Problem statement — Make an exact copy of all the entries, with the pictures left out.

◆ ◆ ◆

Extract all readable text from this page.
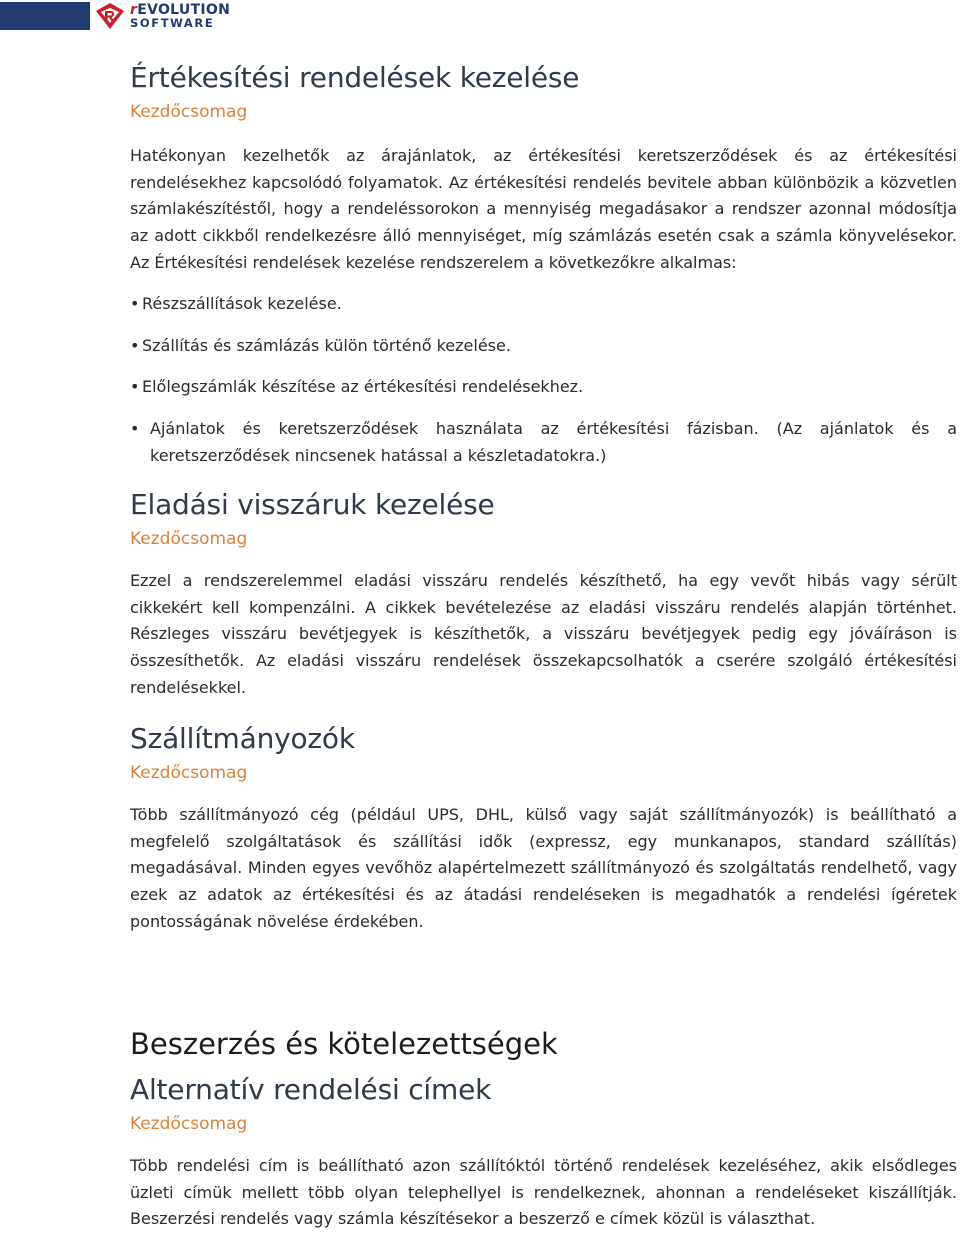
rEVOLUTION
SOFTWARE
Értékesítési rendelések kezelése
Kezdőcsomag

Hatékonyan kezelhetők az árajánlatok, az értékesítési keretszerződések és az értékesítési rendelésekhez kapcsolódó folyamatok. Az értékesítési rendelés bevitele abban különbözik a közvetlen számlakészítéstől, hogy a rendeléssorokon a mennyiség megadásakor a rendszer azonnal módosítja az adott cikkből rendelkezésre álló mennyiséget, míg számlázás esetén csak a számla könyvelésekor. Az Értékesítési rendelések kezelése rendszerelem a következőkre alkalmas:

• Részszállítások kezelése.
• Szállítás és számlázás külön történő kezelése.
• Előlegszámlák készítése az értékesítési rendelésekhez.
• Ajánlatok és keretszerződések használata az értékesítési fázisban. (Az ajánlatok és a keretszerződések nincsenek hatással a készletadatokra.)
Eladási visszáruk kezelése
Kezdőcsomag

Ezzel a rendszerelemmel eladási visszáru rendelés készíthető, ha egy vevőt hibás vagy sérült cikkekért kell kompenzálni. A cikkek bevételezése az eladási visszáru rendelés alapján történhet. Részleges visszáru bevétjegyek is készíthetők, a visszáru bevétjegyek pedig egy jóváíráson is összesíthetők. Az eladási visszáru rendelések összekapcsolhatók a cserére szolgáló értékesítési rendelésekkel.

Szállítmányozók
Kezdőcsomag

Több szállítmányozó cég (például UPS, DHL, külső vagy saját szállítmányozók) is beállítható a megfelelő szolgáltatások és szállítási idők (expressz, egy munkanapos, standard szállítás) megadásával. Minden egyes vevőhöz alapértelmezett szállítmányozó és szolgáltatás rendelhető, vagy ezek az adatok az értékesítési és az átadási rendeléseken is megadhatók a rendelési ígéretek pontosságának növelése érdekében.

Beszerzés és kötelezettségek
Alternatív rendelési címek
Kezdőcsomag

Több rendelési cím is beállítható azon szállítóktól történő rendelések kezeléséhez, akik elsődleges üzleti címük mellett több olyan telephellyel is rendelkeznek, ahonnan a rendeléseket kiszállítják. Beszerzési rendelés vagy számla készítésekor a beszerző e címek közül is választhat.
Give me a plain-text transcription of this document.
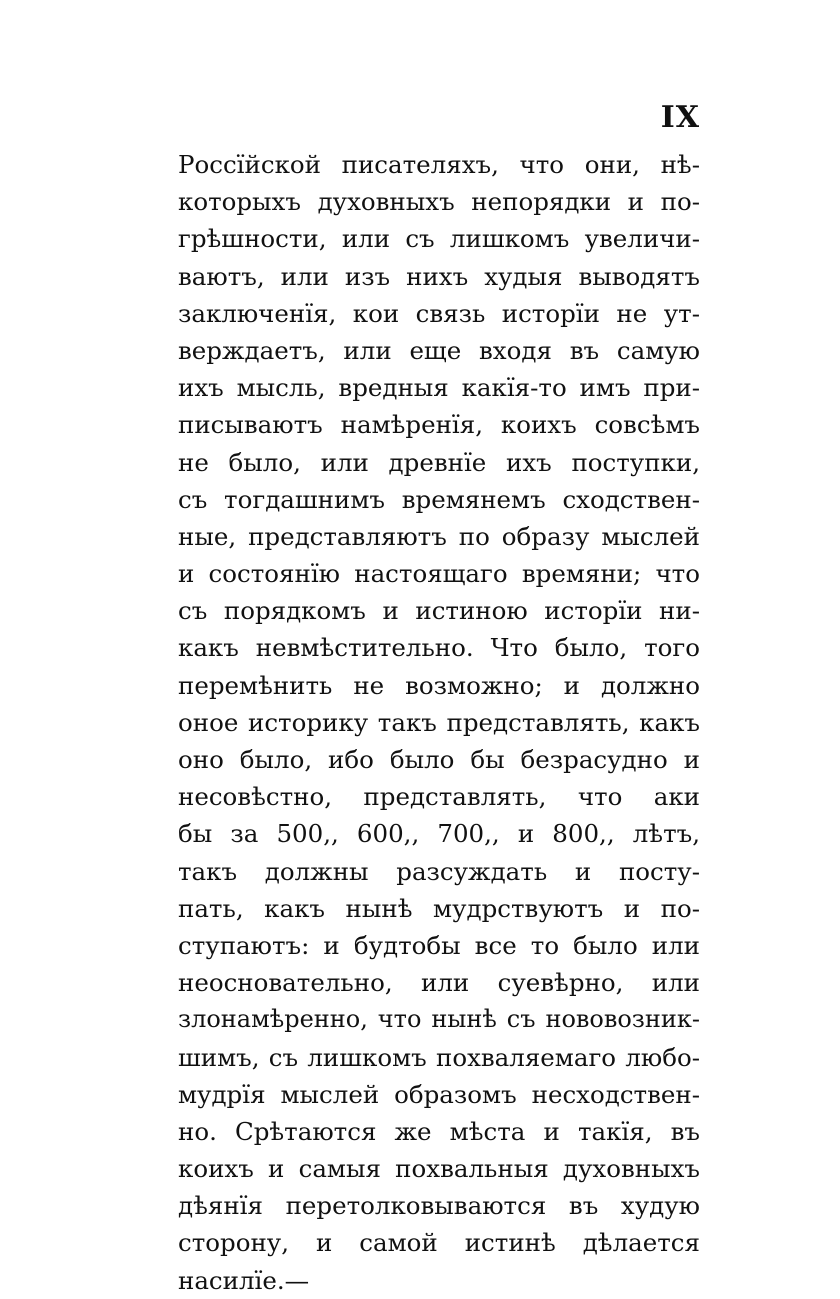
IX
Россïйской писателяхъ, что они, нѣ-
которыхъ духовныхъ непорядки и по-
грѣшности, или съ лишкомъ увеличи-
ваютъ, или изъ нихъ худыя выводятъ
заключенïя, кои связь исторïи не ут-
верждаетъ, или еще входя въ самую
ихъ мысль, вредныя какïя-то имъ при-
писываютъ намѣренïя, коихъ совсѣмъ
не было, или древнïе ихъ поступки,
съ тогдашнимъ времянемъ сходствен-
ные, представляютъ по образу мыслей
и состоянïю настоящаго времяни; что
съ порядкомъ и истиною исторïи ни-
какъ невмѣстительно. Что было, того
перемѣнить не возможно; и должно
оное историку такъ представлять, какъ
оно было, ибо было бы безрасудно и
несовѣстно, представлять, что аки
бы за 500,, 600,, 700,, и 800,, лѣтъ,
такъ должны разсуждать и посту-
пать, какъ нынѣ мудрствуютъ и по-
ступаютъ: и будтобы все то было или
неосновательно, или суевѣрно, или
злонамѣренно, что нынѣ съ нововозник-
шимъ, съ лишкомъ похваляемаго любо-
мудрïя мыслей образомъ несходствен-
но. Срѣтаются же мѣста и такïя, въ
коихъ и самыя похвальныя духовныхъ
дѣянïя перетолковываются въ худую
сторону, и самой истинѣ дѣлается
насилïе.—
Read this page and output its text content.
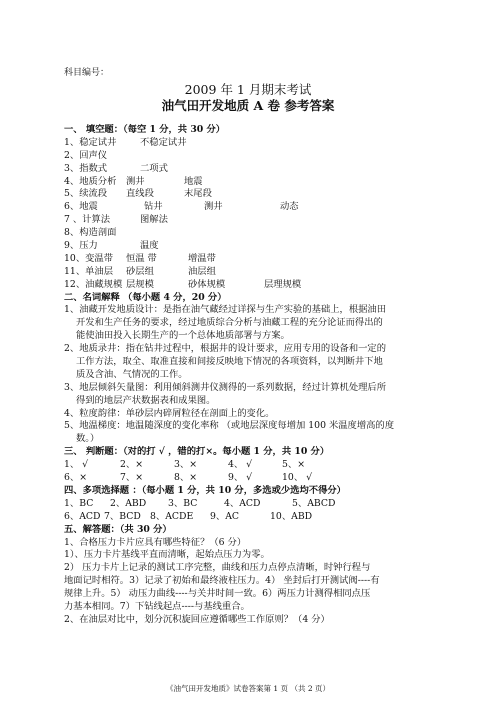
科目编号：
2009 年 1 月期末考试
油气田开发地质 A 卷 参考答案
一、 填空题：（每空 1 分，共 30 分）
1、稳定试井	不稳定试井
2、回声仪
3、指数式	二项式
4、地质分析 测井	地震
5、续流段 直线段	末尾段
6、地震	钻井	测井	动态
7 、计算法	图解法
8、构造剖面
9、压力	温度
10、变温带 恒温 带	增温带
11、单油层 砂层组	油层组
12、油藏规模 层规模	砂体规模	层理规模
二、名词解释 （每小题 4 分，20 分）
1、油藏开发地质设计：是指在油气藏经过详探与生产实验的基础上，根据油田
开发和生产任务的要求，经过地质综合分析与油藏工程的充分论证而得出的
能使油田投入长期生产的一个总体地质部署与方案。
2、地质录井：指在钻井过程中，根据井的设计要求，应用专用的设备和一定的
工作方法，取全、取准直接和间接反映地下情况的各项资料，以判断井下地
质及含油、气情况的工作。
3、地层倾斜矢量图：利用倾斜测井仪测得的一系列数据，经过计算机处理后所
得到的地层产状数据表和成果图。
4、粒度韵律：单砂层内碎屑粒径在剖面上的变化。
5、地温梯度：地温随深度的变化率称 （或地层深度每增加 100 米温度增高的度
数。）
三、 判断题：（对的打 √ ，错的打×。每小题 1 分，共 10 分）
1、 √	2、×	3、×	4、 √	5、×
6、×	7、×	8、×	9、 √	10、 √
四、多项选择题 ：（每小题 1 分，共 10 分，多选或少选均不得分）
1、BC 2、ABD 3、BC	4、ACD	5、ABCD
6、ACD 7、BCD 8、ACDE 9、AC	10、ABD
五、解答题：（共 30 分）
1、合格压力卡片应具有哪些特征？（6 分）
1）、压力卡片基线平直而清晰，起始点压力为零。
2） 压力卡片上记录的测试工序完整，曲线和压力点停点清晰，时钟行程与
地面记时相符。3）记录了初始和最终液柱压力。4） 坐封后打开测试阀----有
规律上升。5） 动压力曲线----与关井时间一致。6）两压力计测得相同点压
力基本相同。7）下钻线起点----与基线重合。
2、在油层对比中，划分沉积旋回应遵循哪些工作原则？（4 分）
《油气田开发地质》试卷答案第 1 页 （共 2 页）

◆ ◆ ◆

Exercise output —
Extract all readable text from this page.
rEVOLUTION
SOFTWARE
Értékesítési rendelések kezelése
Kezdőcsomag

Hatékonyan kezelhetők az árajánlatok, az értékesítési keretszerződések és az értékesítési rendelésekhez kapcsolódó folyamatok. Az értékesítési rendelés bevitele abban különbözik a közvetlen számlakészítéstől, hogy a rendeléssorokon a mennyiség megadásakor a rendszer azonnal módosítja az adott cikkből rendelkezésre álló mennyiséget, míg számlázás esetén csak a számla könyvelésekor. Az Értékesítési rendelések kezelése rendszerelem a következőkre alkalmas:

• Részszállítások kezelése.
• Szállítás és számlázás külön történő kezelése.
• Előlegszámlák készítése az értékesítési rendelésekhez.
• Ajánlatok és keretszerződések használata az értékesítési fázisban. (Az ajánlatok és a keretszerződések nincsenek hatással a készletadatokra.)
Eladási visszáruk kezelése
Kezdőcsomag

Ezzel a rendszerelemmel eladási visszáru rendelés készíthető, ha egy vevőt hibás vagy sérült cikkekért kell kompenzálni. A cikkek bevételezése az eladási visszáru rendelés alapján történhet. Részleges visszáru bevétjegyek is készíthetők, a visszáru bevétjegyek pedig egy jóváíráson is összesíthetők. Az eladási visszáru rendelések összekapcsolhatók a cserére szolgáló értékesítési rendelésekkel.

Szállítmányozók
Kezdőcsomag

Több szállítmányozó cég (például UPS, DHL, külső vagy saját szállítmányozók) is beállítható a megfelelő szolgáltatások és szállítási idők (expressz, egy munkanapos, standard szállítás) megadásával. Minden egyes vevőhöz alapértelmezett szállítmányozó és szolgáltatás rendelhető, vagy ezek az adatok az értékesítési és az átadási rendeléseken is megadhatók a rendelési ígéretek pontosságának növelése érdekében.

Beszerzés és kötelezettségek
Alternatív rendelési címek
Kezdőcsomag

Több rendelési cím is beállítható azon szállítóktól történő rendelések kezeléséhez, akik elsődleges üzleti címük mellett több olyan telephellyel is rendelkeznek, ahonnan a rendeléseket kiszállítják. Beszerzési rendelés vagy számla készítésekor a beszerző e címek közül is választhat.
Give me a plain-text transcription of this document.
IX
Россïйской писателяхъ, что они, нѣ-
которыхъ духовныхъ непорядки и по-
грѣшности, или съ лишкомъ увеличи-
ваютъ, или изъ нихъ худыя выводятъ
заключенïя, кои связь исторïи не ут-
верждаетъ, или еще входя въ самую
ихъ мысль, вредныя какïя-то имъ при-
писываютъ намѣренïя, коихъ совсѣмъ
не было, или древнïе ихъ поступки,
съ тогдашнимъ времянемъ сходствен-
ные, представляютъ по образу мыслей
и состоянïю настоящаго времяни; что
съ порядкомъ и истиною исторïи ни-
какъ невмѣстительно. Что было, того
перемѣнить не возможно; и должно
оное историку такъ представлять, какъ
оно было, ибо было бы безрасудно и
несовѣстно, представлять, что аки
бы за 500,, 600,, 700,, и 800,, лѣтъ,
такъ должны разсуждать и посту-
пать, какъ нынѣ мудрствуютъ и по-
ступаютъ: и будтобы все то было или
неосновательно, или суевѣрно, или
злонамѣренно, что нынѣ съ нововозник-
шимъ, съ лишкомъ похваляемаго любо-
мудрïя мыслей образомъ несходствен-
но. Срѣтаются же мѣста и такïя, въ
коихъ и самыя похвальныя духовныхъ
дѣянïя перетолковываются въ худую
сторону, и самой истинѣ дѣлается
насилïе.—
Read this page and output its text content.
科目编号：
2009 年 1 月期末考试
油气田开发地质 A 卷 参考答案
一、 填空题：（每空 1 分，共 30 分）
1、稳定试井	不稳定试井
2、回声仪
3、指数式	二项式
4、地质分析 测井	地震
5、续流段 直线段	末尾段
6、地震	钻井	测井	动态
7 、计算法	图解法
8、构造剖面
9、压力	温度
10、变温带 恒温 带	增温带
11、单油层 砂层组	油层组
12、油藏规模 层规模	砂体规模	层理规模
二、名词解释 （每小题 4 分，20 分）
1、油藏开发地质设计：是指在油气藏经过详探与生产实验的基础上，根据油田
开发和生产任务的要求，经过地质综合分析与油藏工程的充分论证而得出的
能使油田投入长期生产的一个总体地质部署与方案。
2、地质录井：指在钻井过程中，根据井的设计要求，应用专用的设备和一定的
工作方法，取全、取准直接和间接反映地下情况的各项资料，以判断井下地
质及含油、气情况的工作。
3、地层倾斜矢量图：利用倾斜测井仪测得的一系列数据，经过计算机处理后所
得到的地层产状数据表和成果图。
4、粒度韵律：单砂层内碎屑粒径在剖面上的变化。
5、地温梯度：地温随深度的变化率称 （或地层深度每增加 100 米温度增高的度
数。）
三、 判断题：（对的打 √ ，错的打×。每小题 1 分，共 10 分）
1、 √	2、×	3、×	4、 √	5、×
6、×	7、×	8、×	9、 √	10、 √
四、多项选择题 ：（每小题 1 分，共 10 分，多选或少选均不得分）
1、BC 2、ABD 3、BC	4、ACD	5、ABCD
6、ACD 7、BCD 8、ACDE 9、AC	10、ABD
五、解答题：（共 30 分）
1、合格压力卡片应具有哪些特征？（6 分）
1）、压力卡片基线平直而清晰，起始点压力为零。
2） 压力卡片上记录的测试工序完整，曲线和压力点停点清晰，时钟行程与
地面记时相符。3）记录了初始和最终液柱压力。4） 坐封后打开测试阀----有
规律上升。5） 动压力曲线----与关井时间一致。6）两压力计测得相同点压
力基本相同。7）下钻线起点----与基线重合。
2、在油层对比中，划分沉积旋回应遵循哪些工作原则？（4 分）
《油气田开发地质》试卷答案第 1 页 （共 2 页）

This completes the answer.